> **TEXT PASSAGE**
______________________________

When Prosecutors Believe the Unbelievable - grej
http://www.slate.com/articles/news_and_politics/jurisprudence/2015/07/mark_weiner_conviction_vacated_chelsea_steiniger_text_case_finally_overturned.single.html
======
valar_m
Infuriating.

A lot of people immediately think of Mike Nifong when prosecutor misconduct
comes up, and while that case was certainly disgusting, I think an even better
(worse?) example is the prosecution of Mr. John Thompson by Harry Connick, Sr.

Though it receives far less attention, the facts of the case are no less than
offensive. Mr. Thompson was prosecuted, convicted, and sentenced to die for a
crime that he did not commit. [0] The DNA evidence that would have fully
exonerated Mr. Thompson of any wrongdoing was deliberately withheld by the
prosecutor, Harry Connick, Sr. (yep, the dad), long-time prosecutor in New
Orleans.

Mr. Thompson spent _fourteen years_ on death row. Fourteen years of this man's
life were stolen from him by Harry Connick, Sr., years that he can never get
back. On seven occasions during his time on death row, he was given the date
on which he would be put to death for something he did not do. [1]

Can you even imagine? To lay in bed, reflecting back on the events of a day in
which you had been given a time and a place to be put to death for something
that you did not do? I cannot. Don't bother asking Harry Connick, Sr. about
that, though. He doesn't give one single fuck. [2]

[0]
[https://en.wikipedia.org/wiki/Connick_v._Thompson](https://en.wikipedia.org/wiki/Connick_v._Thompson)

______________________________

> **ENTRIES SHOWN**

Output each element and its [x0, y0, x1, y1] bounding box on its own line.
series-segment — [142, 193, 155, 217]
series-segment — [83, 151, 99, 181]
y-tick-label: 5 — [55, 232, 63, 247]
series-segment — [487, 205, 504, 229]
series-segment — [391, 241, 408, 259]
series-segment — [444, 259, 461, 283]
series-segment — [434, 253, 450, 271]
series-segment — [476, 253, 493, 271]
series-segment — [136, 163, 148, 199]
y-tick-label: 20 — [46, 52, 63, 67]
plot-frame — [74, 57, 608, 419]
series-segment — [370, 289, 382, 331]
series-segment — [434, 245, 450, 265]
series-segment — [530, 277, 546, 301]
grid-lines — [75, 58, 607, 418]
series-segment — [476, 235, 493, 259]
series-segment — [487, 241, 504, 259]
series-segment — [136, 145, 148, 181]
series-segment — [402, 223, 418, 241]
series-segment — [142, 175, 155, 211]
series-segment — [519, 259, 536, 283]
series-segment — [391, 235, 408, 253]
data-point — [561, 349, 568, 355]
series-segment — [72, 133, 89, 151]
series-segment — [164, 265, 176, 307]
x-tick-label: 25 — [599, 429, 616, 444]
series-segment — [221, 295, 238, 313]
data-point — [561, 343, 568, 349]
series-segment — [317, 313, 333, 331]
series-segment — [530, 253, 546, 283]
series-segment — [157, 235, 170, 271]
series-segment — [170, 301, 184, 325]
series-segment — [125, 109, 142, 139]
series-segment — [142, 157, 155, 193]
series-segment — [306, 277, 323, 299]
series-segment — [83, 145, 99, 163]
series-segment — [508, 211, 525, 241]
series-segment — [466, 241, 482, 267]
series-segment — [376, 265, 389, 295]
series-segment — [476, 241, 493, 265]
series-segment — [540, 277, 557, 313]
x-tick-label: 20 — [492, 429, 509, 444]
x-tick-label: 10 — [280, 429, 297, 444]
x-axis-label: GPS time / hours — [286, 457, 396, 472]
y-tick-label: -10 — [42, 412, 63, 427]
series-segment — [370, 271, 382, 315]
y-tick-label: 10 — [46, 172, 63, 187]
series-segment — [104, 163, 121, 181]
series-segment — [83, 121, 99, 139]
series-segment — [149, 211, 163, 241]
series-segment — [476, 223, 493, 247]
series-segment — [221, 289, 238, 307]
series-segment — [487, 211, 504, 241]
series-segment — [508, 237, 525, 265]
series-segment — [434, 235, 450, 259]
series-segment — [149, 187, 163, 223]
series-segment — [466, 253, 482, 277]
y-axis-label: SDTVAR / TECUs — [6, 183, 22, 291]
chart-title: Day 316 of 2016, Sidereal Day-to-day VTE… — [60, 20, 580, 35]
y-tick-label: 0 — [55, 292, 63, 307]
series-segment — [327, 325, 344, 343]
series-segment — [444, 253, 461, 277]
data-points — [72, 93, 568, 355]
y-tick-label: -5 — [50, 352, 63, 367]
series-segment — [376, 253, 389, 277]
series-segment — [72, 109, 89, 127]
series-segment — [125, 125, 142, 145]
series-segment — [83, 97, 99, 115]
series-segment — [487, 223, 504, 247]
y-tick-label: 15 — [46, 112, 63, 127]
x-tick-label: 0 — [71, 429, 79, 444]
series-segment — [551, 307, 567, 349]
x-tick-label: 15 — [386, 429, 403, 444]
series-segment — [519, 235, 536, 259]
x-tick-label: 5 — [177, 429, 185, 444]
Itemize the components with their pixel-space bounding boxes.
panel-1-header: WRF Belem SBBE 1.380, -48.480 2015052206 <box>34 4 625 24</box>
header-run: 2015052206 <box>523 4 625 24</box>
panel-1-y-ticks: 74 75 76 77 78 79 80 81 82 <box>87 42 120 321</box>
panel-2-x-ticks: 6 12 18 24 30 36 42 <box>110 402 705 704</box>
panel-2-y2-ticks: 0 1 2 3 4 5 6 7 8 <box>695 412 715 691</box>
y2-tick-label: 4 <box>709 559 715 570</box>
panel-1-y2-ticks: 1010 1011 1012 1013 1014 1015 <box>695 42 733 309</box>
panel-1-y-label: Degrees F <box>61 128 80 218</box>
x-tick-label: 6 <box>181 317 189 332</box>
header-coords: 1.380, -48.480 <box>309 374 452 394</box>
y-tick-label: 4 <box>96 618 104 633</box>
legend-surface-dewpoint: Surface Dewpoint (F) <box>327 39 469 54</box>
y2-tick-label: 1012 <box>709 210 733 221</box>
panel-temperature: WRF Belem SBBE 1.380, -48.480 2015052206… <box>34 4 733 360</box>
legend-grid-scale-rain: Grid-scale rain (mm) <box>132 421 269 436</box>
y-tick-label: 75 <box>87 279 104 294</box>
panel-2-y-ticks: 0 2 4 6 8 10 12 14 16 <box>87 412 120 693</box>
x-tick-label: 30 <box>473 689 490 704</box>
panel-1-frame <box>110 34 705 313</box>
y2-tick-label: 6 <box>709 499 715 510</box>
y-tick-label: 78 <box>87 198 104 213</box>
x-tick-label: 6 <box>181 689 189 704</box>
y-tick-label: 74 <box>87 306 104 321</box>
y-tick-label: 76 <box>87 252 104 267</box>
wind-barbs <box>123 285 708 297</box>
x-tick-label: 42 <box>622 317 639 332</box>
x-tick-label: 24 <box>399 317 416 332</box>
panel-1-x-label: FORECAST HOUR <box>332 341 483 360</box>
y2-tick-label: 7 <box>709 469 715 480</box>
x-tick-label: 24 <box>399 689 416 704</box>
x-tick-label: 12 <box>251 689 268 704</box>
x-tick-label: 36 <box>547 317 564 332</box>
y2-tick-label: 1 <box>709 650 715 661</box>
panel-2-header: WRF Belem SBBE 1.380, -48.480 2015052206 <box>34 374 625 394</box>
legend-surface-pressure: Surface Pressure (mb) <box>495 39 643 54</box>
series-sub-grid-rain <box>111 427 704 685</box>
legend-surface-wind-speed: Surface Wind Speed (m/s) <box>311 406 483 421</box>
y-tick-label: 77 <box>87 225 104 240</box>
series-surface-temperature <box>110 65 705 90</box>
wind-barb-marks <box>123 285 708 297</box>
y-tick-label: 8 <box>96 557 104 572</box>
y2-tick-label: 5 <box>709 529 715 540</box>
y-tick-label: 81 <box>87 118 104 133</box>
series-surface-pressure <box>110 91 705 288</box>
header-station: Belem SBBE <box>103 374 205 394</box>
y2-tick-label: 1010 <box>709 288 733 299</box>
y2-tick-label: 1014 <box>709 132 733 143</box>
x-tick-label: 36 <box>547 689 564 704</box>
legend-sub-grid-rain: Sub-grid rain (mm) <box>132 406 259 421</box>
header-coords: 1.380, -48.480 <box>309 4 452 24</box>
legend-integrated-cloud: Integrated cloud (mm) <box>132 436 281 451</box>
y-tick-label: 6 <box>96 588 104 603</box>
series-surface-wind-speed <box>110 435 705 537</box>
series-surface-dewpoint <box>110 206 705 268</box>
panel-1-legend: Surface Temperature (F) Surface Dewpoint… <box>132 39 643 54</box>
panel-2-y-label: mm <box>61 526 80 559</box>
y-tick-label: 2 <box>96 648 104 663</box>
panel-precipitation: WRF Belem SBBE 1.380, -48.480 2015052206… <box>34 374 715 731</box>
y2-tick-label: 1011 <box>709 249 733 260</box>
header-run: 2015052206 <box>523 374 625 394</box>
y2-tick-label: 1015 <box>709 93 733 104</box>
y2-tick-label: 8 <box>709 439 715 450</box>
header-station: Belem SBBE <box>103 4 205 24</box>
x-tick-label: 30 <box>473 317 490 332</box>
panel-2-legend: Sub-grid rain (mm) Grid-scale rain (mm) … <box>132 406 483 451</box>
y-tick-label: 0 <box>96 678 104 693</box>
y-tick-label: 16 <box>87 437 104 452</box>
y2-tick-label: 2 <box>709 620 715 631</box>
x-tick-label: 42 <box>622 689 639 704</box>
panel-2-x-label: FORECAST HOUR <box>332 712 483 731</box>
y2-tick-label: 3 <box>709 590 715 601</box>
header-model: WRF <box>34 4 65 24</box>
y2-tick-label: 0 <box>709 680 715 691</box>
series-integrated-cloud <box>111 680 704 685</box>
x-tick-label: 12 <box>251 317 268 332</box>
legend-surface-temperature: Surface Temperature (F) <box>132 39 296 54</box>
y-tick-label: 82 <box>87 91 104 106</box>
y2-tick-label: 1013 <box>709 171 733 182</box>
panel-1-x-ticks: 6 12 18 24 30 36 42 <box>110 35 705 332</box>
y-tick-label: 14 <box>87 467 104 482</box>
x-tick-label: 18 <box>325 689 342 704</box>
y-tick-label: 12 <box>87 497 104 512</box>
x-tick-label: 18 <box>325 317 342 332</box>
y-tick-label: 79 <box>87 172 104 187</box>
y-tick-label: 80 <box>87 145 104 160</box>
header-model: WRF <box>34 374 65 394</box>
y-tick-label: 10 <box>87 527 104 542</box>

______________________________

> **WHAT IS REQUIRED**
Rewrite the forum comment from "When Prosecutors Believe" through "Thompson by Harry Connick, Sr.", substituting "appalling" for "disgusting".

> **ANSWER BELOW**
When Prosecutors Believe the Unbelievable - grej
http://www.slate.com/articles/news_and_politics/jurisprudence/2015/07/mark_weiner_conviction_vacated_chelsea_steiniger_text_case_finally_overturned.single.html
======
valar_m
Infuriating.

A lot of people immediately think of Mike Nifong when prosecutor misconduct
comes up, and while that case was certainly appalling, I think an even better
(worse?) example is the prosecution of Mr. John Thompson by Harry Connick, Sr.